EXTRACT TO READ.
= = = = = = =

These are the main packages we are going to work with:
 - Bodo to parallelize Python code automatically
 - Pandas to work with data
 - Scikit-learn to build and evaluate regression models

In [None]:
%%px
import time

import numpy as np
import pandas as pd
from sklearn.ensemble import RandomForestClassifier
from sklearn.linear_model import LogisticRegression
from sklearn.metrics import accuracy_score
from sklearn.model_selection import train_test_split
from sklearn.preprocessing import LabelEncoder

## Part 1. Pre-processing in Pandas

### 1. Read flights dataset

In [None]:
%%px
@bodo.jit(distributed=["flight_df"], cache=True)
def read_flights(input_file):
    flight_df = pd.read_csv(
        input_file,
        sep=",",
        header=0,
        usecols=[
            "Month",
            "DayofMonth",
            "DayOfWeek",
            "CRSDepTime",
            "CRSArrTime",
            "UniqueCarrier",
            "FlightNum",
            "Origin",
            "Dest",
            "Cancelled",
        ],
    )
    print(flight_df.head())
    return flight_df


input_file = "s3://bodo-example-data/flights/1988.csv.bz2"
flight_df = read_flights(input_file)

### 2. Feature Engineering
1. Create routes from origin and destination

In [None]:
%%px
@bodo.jit(distributed=["flight_df"], cache=True)
def create_routes(flight_df):
    flight_df["route"] = flight_df["Origin"] + "_" + flight_df["Dest"]
    # show top 20 routes - As defined by nb of flights
    top_routes = flight_df["route"].value_counts(ascending=False)
    print(top_routes.head(10))
    # focus on 50 biggest routes - As defined by nb of flights
    route_lst = top_routes.head(50)
    flight_df = flight_df[flight_df["route"].isin(route_lst.index)]
    return flight_df


flight_df = create_routes(flight_df)

2. Look at their cancellations

In [None]:
%%px
@bodo.jit(distributed=["flight_df"], cache=True)
def check_cancelations(flight_df):
    res = (
        flight_df[["route", "Cancelled", "Month"]]
        .groupby(by="route")

= = = = = = =

Collected data
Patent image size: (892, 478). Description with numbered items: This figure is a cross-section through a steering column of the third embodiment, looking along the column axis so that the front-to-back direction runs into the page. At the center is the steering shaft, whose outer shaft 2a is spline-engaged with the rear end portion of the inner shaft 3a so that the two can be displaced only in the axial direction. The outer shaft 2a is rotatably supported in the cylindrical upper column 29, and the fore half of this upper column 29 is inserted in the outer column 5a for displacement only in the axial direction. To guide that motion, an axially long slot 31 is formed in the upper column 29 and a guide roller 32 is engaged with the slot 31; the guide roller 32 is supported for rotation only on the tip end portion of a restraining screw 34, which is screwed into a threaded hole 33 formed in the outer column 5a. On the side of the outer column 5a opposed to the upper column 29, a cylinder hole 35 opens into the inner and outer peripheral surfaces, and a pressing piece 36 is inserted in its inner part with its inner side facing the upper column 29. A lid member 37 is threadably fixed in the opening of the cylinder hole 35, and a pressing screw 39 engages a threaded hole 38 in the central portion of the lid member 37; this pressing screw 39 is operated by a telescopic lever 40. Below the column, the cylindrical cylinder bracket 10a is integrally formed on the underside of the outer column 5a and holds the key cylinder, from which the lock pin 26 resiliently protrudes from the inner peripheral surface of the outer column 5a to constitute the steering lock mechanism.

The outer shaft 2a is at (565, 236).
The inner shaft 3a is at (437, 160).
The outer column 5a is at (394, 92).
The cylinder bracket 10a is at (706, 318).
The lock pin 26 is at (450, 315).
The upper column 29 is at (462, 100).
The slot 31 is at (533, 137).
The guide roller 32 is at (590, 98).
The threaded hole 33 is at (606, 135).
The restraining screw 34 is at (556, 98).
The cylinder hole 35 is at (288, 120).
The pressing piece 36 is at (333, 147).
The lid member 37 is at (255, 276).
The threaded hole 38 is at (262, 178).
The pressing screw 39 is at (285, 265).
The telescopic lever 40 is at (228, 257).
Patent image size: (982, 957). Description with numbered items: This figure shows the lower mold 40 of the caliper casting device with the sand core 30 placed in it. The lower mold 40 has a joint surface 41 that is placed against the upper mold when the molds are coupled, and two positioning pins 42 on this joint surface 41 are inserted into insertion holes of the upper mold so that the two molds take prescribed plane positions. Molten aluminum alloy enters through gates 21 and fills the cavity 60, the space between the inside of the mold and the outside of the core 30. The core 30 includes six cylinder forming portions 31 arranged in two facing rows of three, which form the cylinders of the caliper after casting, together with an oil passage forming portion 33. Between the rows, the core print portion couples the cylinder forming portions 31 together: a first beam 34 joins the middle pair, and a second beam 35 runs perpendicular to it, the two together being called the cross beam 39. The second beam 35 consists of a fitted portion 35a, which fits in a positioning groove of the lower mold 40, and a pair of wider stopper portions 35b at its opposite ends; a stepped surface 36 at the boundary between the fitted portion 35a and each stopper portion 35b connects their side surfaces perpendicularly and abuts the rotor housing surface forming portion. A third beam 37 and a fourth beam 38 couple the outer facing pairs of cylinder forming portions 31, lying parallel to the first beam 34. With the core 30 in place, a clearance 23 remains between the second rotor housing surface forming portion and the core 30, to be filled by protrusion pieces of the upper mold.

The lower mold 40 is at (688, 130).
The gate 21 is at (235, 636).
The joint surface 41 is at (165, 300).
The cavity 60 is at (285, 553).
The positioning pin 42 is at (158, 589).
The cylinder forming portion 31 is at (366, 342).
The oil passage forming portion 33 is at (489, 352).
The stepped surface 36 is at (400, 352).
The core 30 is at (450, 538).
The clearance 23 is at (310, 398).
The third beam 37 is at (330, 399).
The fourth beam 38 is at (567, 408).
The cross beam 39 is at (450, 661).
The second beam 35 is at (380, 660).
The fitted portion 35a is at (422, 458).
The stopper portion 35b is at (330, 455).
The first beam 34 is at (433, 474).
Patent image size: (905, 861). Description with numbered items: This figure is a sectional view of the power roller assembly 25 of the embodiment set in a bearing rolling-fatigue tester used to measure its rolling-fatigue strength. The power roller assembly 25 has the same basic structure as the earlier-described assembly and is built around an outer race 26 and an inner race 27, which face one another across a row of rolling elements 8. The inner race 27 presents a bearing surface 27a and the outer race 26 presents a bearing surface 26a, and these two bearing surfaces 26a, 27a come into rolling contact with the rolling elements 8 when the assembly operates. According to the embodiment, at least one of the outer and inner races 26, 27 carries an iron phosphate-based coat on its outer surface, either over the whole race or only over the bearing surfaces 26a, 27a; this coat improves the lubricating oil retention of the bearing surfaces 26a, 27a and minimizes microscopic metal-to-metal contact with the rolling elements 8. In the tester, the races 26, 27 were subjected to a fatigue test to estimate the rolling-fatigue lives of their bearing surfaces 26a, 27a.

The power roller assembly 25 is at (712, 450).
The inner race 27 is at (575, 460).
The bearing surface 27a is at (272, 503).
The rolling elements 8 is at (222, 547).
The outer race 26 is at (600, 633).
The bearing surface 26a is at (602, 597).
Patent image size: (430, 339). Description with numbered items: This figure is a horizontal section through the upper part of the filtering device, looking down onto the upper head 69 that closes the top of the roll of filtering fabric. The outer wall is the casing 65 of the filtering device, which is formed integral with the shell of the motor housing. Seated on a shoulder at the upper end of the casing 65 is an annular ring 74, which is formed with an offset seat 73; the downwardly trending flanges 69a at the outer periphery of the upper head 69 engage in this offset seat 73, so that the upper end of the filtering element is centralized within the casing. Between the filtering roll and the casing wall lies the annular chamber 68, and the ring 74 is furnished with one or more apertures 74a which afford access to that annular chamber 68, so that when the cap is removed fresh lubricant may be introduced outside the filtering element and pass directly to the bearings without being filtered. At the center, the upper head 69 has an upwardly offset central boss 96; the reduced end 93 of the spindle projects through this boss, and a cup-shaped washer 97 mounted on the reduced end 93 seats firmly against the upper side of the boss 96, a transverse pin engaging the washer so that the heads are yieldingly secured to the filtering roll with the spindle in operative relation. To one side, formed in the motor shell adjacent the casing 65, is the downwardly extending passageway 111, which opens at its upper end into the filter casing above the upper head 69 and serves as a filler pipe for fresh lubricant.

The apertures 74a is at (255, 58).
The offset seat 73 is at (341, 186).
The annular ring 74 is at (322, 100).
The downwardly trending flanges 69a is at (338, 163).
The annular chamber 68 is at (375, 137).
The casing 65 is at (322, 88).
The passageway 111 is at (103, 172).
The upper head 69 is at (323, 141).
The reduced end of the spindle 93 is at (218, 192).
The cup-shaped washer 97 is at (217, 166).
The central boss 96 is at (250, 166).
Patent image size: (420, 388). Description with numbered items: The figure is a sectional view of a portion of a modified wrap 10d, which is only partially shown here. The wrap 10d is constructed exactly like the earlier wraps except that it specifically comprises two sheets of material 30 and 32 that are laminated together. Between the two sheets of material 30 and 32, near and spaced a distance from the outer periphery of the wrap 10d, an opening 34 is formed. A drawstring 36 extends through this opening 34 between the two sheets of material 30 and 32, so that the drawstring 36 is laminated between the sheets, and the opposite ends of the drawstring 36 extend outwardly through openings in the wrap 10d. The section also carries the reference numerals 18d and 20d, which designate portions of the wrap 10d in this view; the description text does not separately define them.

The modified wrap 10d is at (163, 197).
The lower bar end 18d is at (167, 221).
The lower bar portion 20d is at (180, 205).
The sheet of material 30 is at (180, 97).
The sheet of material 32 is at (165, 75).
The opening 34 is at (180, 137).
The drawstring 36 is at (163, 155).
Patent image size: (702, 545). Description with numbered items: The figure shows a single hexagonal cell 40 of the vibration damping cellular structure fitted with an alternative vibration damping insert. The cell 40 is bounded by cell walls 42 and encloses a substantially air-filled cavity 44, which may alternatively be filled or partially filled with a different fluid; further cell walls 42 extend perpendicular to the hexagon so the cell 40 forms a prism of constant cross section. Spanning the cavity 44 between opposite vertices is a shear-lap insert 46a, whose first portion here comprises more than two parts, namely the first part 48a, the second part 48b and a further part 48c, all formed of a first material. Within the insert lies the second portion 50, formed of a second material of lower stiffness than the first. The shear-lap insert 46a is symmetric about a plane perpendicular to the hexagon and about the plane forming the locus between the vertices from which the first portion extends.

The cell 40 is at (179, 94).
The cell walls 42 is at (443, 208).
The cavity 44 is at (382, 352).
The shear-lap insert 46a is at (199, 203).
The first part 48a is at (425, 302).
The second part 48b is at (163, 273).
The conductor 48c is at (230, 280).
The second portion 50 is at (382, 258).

= = = = = = =

DIRECTION A.
Answer these questions about the Bodo flights notebook.
(i) Which package does the notebook use to build and evaluate regression models?
(ii) What character is placed between the origin and the destination to form a route?
(iii) How many of the biggest routes does the notebook keep for analysis?
DIRECTION B. Carry on the Bodo flights notebook from the point where it stops.

WRITTEN REPLY A.
(i) Scikit-learn
(ii) An underscore ("_")
(iii) 50

WRITTEN REPLY B.
        .agg({"Month": "size", "Cancelled": "sum"})
        .rename(columns={"Month": "count", "Cancelled": "nb_cancelled"})
        .reset_index()
        .sort_values(["count"], ascending=False)
    )
    print(res.head(10))


check_cancelations(flight_df)

In [None]:
%%px
@bodo.jit(distributed=["flight_df"])
def print_info(flight_df):
    print(flight_df.shape)


print_info(flight_df)

3. Quick sanity check - count number of null values()

In [None]:
%%px
@bodo.jit(distributed=["flight_df"])
def check_count(flight_df):

    print(flight_df.isnull().sum())


check_count(flight_df)

### 3. Feature and label encoding encoding

#### 1. Encode Labels using Cancelled column

In [None]:
%%px
@bodo.jit(distributed=["flight_df"], cache=True)
def encode_labels(flight_df):
    flight_df.Cancelled = pd.Categorical(flight_df.Cancelled)
    flight_df["Label"] = flight_df.Cancelled.cat.codes
    flight_df.drop(["Cancelled"], axis=1, inplace=True)
    return flight_df


flight_df = encode_labels(flight_df)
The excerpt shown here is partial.